[BEGIN Records provided]
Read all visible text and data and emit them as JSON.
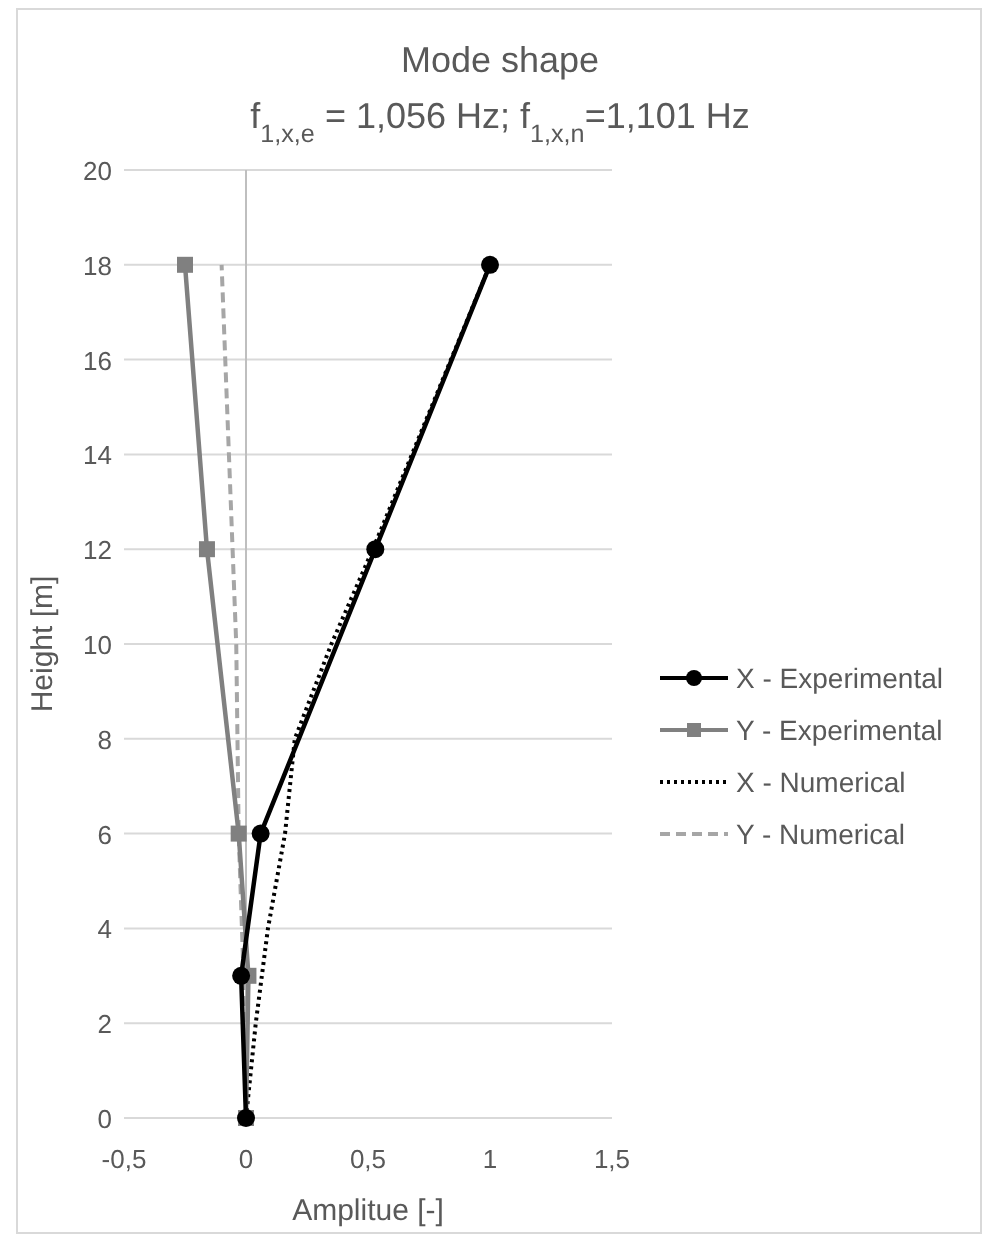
{
  "chart_data": {
    "type": "line",
    "title": "Mode shape",
    "subtitle": "f$_{1,x,e}$ = 1,056 Hz; f$_{1,x,n}$=1,101 Hz",
    "xlabel": "Amplitue [-]",
    "ylabel": "Height [m]",
    "xlim": [
      -0.5,
      1.5
    ],
    "xticks": [
      {
        "value": -0.5,
        "label": "-0,5"
      },
      0,
      {
        "value": 0.5,
        "label": "0,5"
      },
      1,
      {
        "value": 1.5,
        "label": "1,5"
      }
    ],
    "ylim": [
      0,
      20
    ],
    "yticks": [
      0,
      2,
      4,
      6,
      8,
      10,
      12,
      14,
      16,
      18,
      20
    ],
    "grid": "y",
    "legend": "right",
    "series": [
      {
        "name": "X - Experimental",
        "color": "#000000",
        "marker": "circle",
        "line_style": "solid",
        "x": [
          0,
          -0.02,
          0.06,
          0.53,
          1
        ],
        "values": [
          0,
          3,
          6,
          12,
          18
        ]
      },
      {
        "name": "Y - Experimental",
        "color": "#808080",
        "marker": "square",
        "line_style": "solid",
        "x": [
          0,
          0.01,
          -0.03,
          -0.16,
          -0.25
        ],
        "values": [
          0,
          3,
          6,
          12,
          18
        ]
      },
      {
        "name": "X - Numerical",
        "color": "#000000",
        "marker": "none",
        "line_style": "dotted",
        "x": [
          0,
          0.04,
          0.09,
          0.16,
          0.2,
          0.35,
          0.52,
          0.68,
          0.84,
          1
        ],
        "values": [
          0,
          2,
          4,
          6,
          8,
          10,
          12,
          14,
          16,
          18
        ]
      },
      {
        "name": "Y - Numerical",
        "color": "#a6a6a6",
        "marker": "none",
        "line_style": "dashed",
        "x": [
          0,
          -0.01,
          -0.03,
          -0.04,
          -0.055,
          -0.1
        ],
        "values": [
          0,
          3,
          6,
          10,
          12,
          18
        ]
      }
    ]
  }
}
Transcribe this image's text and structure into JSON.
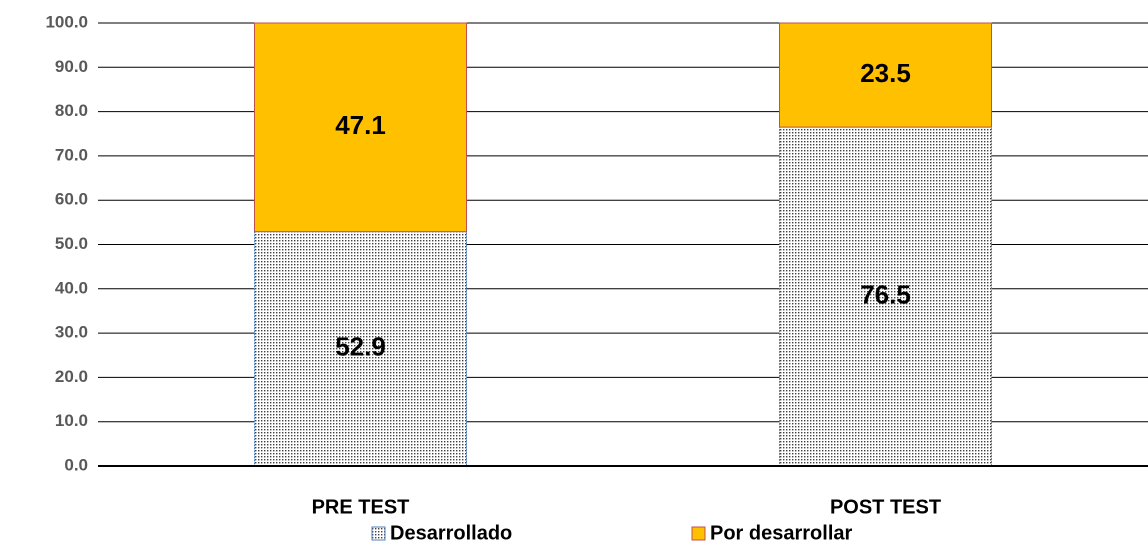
[END Records provided]
**Set problem**
Write only the number of lines in the data above that include "Experimental".

**Correct answer**
2